Texte choisi |
★ ★ ★ ★

Si cette réforme sonne certainement la fin de l’abandon de poste comme motif classique de rupture du contrat de travail suivi d’une transaction, face à une rupture conventionnelle trop coûteuse, ce schéma conserve de beaux jours devant lui dès lors qu’il suffira d’invoquer n’importe quel autre grief constitutif d’une faute grave, étant rappelé que l'indemnité transactionnelle est exonérée de cotisations s'il est démontré qu'elle répare un préjudice [2].
2 Conditions d’éligibilité et d’électorat aux élections professionnelles
Le renouvellement des instances représentatives du personnel va occuper de nombreux établissements et service en cette nouvelle année. L’instabilité législative liée au retard pris dans la promulgation de la loi est enfin levée. L’article L. 2314-18 du Code du travail dispose désormais que : « Sont électeurs l'ensemble des salariés âgés de seize ans révolus, travaillant depuis trois mois au moins dans l'entreprise et n'ayant fait l'objet d'aucune interdiction, déchéance ou incapacité relative à leurs droits civiques. » Conséquence directe, les directeurs et directeurs généraux deviennent enfin électeurs. Par ailleurs, selon l’article L. 2314-19 du Code du travail demeurent inéligibles les « salariés qui disposent d'une délégation écrite particulière d'autorité leur permettant d'être assimilés au chef d'entreprise ou qui le représentent effectivement devant le comité social et économique ».

★ ★ ★ ★

Lignes extraites |
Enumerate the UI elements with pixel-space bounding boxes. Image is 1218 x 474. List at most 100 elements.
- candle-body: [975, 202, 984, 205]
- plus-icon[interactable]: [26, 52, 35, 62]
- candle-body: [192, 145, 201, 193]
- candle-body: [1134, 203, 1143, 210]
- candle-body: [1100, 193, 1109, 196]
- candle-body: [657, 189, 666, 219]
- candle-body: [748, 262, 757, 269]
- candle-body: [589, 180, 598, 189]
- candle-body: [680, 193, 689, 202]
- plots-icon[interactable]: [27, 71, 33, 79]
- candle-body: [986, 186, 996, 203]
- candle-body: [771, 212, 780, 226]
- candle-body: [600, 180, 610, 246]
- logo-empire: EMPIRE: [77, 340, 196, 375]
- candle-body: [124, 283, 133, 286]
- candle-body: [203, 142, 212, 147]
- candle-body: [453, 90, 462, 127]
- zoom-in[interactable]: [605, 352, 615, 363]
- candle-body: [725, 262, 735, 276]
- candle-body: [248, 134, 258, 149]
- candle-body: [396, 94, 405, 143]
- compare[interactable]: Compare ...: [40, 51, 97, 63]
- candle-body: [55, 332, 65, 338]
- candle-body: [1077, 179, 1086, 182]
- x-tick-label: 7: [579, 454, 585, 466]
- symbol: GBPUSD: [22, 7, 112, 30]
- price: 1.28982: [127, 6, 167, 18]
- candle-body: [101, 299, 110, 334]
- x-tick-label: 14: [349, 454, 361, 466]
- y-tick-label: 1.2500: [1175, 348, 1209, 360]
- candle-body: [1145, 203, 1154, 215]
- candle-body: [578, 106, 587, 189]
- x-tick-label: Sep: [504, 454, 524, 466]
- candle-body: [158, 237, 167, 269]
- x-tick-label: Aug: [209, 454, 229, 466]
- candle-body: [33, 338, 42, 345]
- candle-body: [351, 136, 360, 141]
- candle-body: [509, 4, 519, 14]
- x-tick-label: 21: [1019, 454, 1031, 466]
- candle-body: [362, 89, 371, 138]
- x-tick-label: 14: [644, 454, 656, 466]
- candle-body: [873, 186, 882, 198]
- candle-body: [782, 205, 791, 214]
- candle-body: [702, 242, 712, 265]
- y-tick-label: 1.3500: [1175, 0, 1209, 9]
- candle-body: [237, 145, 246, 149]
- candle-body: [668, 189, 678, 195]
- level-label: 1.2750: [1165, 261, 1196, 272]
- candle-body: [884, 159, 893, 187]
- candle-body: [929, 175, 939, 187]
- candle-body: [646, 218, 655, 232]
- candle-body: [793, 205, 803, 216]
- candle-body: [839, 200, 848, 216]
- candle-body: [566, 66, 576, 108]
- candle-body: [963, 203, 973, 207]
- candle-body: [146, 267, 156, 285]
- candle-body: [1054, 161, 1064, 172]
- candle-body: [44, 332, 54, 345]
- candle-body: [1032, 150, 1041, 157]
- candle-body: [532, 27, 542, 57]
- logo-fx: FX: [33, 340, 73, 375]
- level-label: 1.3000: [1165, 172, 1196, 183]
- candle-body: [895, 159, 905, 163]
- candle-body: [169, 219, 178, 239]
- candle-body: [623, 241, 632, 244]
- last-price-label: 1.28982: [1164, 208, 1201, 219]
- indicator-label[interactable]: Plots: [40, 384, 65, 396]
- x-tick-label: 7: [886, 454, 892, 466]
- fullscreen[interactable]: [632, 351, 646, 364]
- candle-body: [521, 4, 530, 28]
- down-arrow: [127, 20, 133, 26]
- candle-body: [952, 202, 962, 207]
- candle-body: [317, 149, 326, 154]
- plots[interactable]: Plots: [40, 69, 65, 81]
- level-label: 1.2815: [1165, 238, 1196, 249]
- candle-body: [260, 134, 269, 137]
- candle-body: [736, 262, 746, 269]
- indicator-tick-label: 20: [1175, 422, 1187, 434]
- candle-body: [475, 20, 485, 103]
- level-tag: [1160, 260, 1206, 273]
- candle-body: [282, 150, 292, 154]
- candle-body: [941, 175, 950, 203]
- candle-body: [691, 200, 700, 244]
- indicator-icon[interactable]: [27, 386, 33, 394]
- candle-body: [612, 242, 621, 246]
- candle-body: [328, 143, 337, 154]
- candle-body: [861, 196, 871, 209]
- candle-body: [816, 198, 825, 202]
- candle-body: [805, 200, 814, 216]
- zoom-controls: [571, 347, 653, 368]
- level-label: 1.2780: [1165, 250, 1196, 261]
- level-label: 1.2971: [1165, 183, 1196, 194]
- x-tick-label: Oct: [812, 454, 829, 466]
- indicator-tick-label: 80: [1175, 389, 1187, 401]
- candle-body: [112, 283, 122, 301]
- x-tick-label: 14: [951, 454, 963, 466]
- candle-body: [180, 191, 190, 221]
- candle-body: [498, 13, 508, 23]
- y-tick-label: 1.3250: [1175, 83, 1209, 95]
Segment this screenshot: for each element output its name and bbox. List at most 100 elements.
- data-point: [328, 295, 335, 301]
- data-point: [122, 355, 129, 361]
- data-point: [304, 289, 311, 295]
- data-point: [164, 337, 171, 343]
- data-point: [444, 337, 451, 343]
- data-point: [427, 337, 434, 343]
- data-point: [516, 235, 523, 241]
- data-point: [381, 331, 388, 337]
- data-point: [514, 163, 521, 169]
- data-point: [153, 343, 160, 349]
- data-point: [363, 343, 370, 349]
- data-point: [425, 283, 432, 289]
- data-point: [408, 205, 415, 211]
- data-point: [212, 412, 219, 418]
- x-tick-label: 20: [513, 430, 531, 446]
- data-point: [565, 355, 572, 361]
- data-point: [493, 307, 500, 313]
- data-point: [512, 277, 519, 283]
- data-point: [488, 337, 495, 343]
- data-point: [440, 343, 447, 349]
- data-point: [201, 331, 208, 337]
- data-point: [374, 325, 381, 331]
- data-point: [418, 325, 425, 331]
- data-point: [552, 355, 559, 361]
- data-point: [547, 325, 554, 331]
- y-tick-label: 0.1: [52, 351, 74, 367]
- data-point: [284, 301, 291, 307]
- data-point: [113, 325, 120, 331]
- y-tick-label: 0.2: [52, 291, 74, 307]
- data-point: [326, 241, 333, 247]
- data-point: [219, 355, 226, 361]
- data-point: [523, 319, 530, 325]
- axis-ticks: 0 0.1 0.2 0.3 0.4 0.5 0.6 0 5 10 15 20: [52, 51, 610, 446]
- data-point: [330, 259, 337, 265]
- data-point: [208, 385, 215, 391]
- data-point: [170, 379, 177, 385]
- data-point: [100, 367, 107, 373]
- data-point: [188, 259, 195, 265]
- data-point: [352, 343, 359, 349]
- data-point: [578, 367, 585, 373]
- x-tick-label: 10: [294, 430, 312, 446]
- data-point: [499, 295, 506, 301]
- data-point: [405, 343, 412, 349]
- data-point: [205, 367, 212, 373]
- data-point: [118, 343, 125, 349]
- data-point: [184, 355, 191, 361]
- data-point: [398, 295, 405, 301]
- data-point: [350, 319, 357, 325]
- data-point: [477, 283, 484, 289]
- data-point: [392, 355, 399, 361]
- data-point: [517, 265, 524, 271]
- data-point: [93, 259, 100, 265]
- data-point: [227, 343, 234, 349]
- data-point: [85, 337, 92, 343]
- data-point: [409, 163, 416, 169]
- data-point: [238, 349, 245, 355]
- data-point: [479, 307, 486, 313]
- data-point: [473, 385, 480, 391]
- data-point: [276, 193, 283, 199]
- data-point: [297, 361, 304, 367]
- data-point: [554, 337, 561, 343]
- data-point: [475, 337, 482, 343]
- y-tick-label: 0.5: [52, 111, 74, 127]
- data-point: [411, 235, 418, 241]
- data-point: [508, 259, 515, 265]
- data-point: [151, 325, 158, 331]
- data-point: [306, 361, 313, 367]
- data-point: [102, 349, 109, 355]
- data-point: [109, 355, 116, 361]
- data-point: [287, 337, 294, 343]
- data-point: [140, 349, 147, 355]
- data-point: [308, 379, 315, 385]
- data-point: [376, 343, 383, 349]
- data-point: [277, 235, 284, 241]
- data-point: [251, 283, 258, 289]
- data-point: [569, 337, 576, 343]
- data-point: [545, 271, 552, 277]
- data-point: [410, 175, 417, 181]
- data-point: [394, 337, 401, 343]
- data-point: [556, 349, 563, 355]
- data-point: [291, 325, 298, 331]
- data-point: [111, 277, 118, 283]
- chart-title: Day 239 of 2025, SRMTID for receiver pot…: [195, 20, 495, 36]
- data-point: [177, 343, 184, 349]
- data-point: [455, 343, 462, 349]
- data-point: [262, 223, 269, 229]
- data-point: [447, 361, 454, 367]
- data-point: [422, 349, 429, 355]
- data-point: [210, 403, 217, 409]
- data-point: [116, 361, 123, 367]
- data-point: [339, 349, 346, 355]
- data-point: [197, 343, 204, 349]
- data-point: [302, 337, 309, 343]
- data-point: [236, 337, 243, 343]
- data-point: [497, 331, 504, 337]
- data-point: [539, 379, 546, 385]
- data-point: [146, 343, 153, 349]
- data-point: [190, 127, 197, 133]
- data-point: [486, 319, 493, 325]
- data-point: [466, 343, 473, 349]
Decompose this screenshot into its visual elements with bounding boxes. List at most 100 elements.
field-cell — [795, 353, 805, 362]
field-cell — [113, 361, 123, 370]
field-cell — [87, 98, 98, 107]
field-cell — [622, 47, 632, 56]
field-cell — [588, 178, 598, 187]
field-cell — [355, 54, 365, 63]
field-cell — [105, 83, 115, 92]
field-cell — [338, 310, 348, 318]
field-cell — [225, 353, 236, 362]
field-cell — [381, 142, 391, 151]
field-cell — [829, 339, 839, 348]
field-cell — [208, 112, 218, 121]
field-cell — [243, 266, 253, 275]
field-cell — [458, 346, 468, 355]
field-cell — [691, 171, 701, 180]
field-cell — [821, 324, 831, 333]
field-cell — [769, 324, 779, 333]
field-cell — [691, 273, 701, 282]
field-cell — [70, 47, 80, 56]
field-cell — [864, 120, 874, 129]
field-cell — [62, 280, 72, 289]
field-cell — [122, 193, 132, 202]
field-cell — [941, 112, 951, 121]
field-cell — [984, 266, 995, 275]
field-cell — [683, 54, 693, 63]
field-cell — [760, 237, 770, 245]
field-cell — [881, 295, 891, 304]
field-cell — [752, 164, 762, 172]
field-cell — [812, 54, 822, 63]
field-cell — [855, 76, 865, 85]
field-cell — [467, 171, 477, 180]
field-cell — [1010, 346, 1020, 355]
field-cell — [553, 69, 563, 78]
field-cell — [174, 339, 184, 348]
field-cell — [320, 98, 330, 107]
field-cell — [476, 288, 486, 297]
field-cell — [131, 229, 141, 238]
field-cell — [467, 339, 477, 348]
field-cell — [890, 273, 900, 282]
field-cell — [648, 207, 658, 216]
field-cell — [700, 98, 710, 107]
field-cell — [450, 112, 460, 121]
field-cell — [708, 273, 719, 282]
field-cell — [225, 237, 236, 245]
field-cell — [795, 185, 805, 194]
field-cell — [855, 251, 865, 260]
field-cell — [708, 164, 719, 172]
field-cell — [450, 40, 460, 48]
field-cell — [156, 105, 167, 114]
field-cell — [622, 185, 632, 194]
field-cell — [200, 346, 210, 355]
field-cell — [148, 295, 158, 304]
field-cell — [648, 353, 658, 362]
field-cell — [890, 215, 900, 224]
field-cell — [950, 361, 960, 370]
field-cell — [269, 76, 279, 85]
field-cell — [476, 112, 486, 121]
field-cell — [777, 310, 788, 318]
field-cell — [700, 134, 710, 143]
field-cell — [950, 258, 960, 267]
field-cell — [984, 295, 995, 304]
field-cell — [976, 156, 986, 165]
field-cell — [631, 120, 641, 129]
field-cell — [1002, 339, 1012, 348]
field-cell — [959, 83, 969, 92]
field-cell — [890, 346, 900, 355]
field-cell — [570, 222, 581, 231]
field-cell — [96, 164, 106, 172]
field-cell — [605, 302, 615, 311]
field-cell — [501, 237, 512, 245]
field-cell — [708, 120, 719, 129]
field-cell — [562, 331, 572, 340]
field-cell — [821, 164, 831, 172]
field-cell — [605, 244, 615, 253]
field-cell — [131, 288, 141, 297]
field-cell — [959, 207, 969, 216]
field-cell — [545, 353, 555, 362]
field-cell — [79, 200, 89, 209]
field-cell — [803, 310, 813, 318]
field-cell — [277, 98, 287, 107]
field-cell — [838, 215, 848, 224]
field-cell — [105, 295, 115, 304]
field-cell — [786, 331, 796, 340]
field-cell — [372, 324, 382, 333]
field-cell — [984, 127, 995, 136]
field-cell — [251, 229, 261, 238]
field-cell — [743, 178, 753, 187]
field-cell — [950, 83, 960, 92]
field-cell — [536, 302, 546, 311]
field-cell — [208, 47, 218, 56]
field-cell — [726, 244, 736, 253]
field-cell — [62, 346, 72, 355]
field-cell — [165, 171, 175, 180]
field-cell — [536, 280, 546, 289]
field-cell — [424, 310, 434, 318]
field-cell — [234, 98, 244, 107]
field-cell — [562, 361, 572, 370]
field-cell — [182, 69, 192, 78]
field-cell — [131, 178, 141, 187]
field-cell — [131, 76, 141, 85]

★ ★ ★ ★

Consigne 1 |
Répondez à ces questions sur l'extrait consacré au droit du travail :
(a) À quelle condition l'indemnité transactionnelle est-elle exonérée de cotisations ?
(b) D'après l'article L. 2314-18 du Code du travail, quel âge faut-il avoir au moins pour être électeur ?
(c) Qui devient enfin électeur, comme conséquence directe de cet article ?
Consigne 2 | Recopiez mot pour mot le passage de l'extrait consacré au droit du travail qui commence aux mots « Si cette réforme » et s'arrête après « un préjudice [2]. ».

Réponse 1 |
(a) S'il est démontré qu'elle répare un préjudice.
(b) Seize ans révolus.
(c) Les directeurs et directeurs généraux.

Réponse 2 |
Si cette réforme sonne certainement la fin de l’abandon de poste comme motif classique de rupture du contrat de travail suivi d’une transaction, face à une rupture conventionnelle trop coûteuse, ce schéma conserve de beaux jours devant lui dès lors qu’il suffira d’invoquer n’importe quel autre grief constitutif d’une faute grave, étant rappelé que l'indemnité transactionnelle est exonérée de cotisations s'il est démontré qu'elle répare un préjudice [2].